>>>
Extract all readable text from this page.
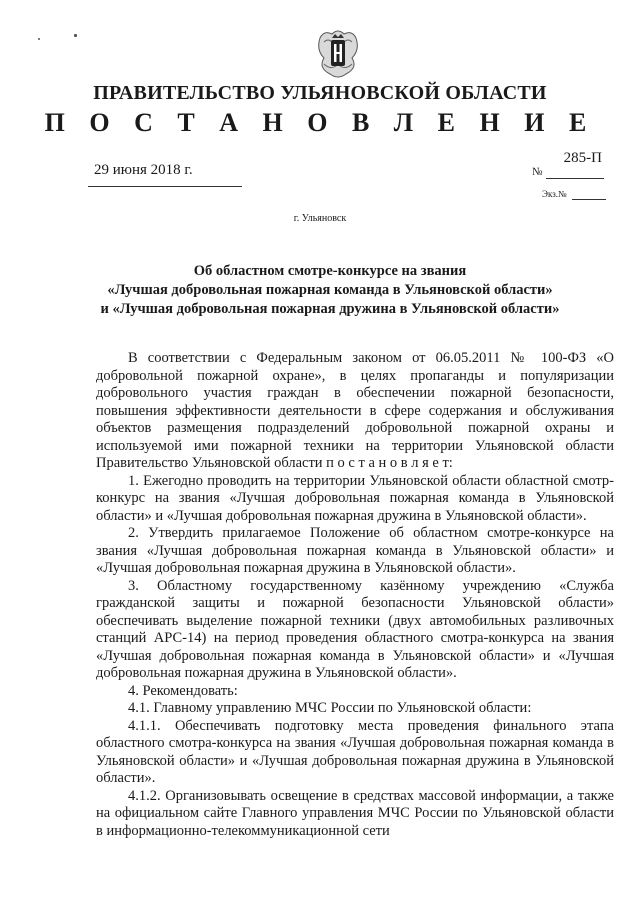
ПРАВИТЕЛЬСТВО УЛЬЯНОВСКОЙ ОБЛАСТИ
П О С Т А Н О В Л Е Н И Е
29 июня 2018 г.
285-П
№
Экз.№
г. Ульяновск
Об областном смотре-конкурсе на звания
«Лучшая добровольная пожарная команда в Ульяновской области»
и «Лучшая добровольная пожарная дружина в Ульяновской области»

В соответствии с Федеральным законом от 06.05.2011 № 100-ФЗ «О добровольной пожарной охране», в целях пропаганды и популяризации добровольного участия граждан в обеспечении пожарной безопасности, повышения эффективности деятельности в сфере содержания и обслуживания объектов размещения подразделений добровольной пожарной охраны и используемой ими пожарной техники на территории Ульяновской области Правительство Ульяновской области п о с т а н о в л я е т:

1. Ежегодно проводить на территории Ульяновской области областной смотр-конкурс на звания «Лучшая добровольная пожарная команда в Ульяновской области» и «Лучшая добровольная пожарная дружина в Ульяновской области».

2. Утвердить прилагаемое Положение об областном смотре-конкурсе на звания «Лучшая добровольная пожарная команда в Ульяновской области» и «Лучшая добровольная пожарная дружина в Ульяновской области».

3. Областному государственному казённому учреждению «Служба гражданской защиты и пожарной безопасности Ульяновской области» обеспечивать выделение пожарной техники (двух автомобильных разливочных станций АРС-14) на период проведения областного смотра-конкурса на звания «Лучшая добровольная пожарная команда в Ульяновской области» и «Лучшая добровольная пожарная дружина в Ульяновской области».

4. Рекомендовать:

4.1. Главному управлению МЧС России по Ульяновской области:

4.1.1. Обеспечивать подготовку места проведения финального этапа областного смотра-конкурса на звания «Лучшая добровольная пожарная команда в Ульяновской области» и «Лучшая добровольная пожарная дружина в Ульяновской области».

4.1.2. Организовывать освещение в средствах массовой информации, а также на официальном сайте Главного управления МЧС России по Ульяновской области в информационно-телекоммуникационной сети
<<<
[TASK DETAILS]:
Which lines hold the word "России"? Show each one.

[RESPONSE TO THE EXERCISE]:
4.1. Главному управлению МЧС России по Ульяновской области:
4.1.2. Организовывать освещение в средствах массовой информации, а также на официальном сайте Главного управления МЧС России по Ульяновской области в информационно-телекоммуникационной сети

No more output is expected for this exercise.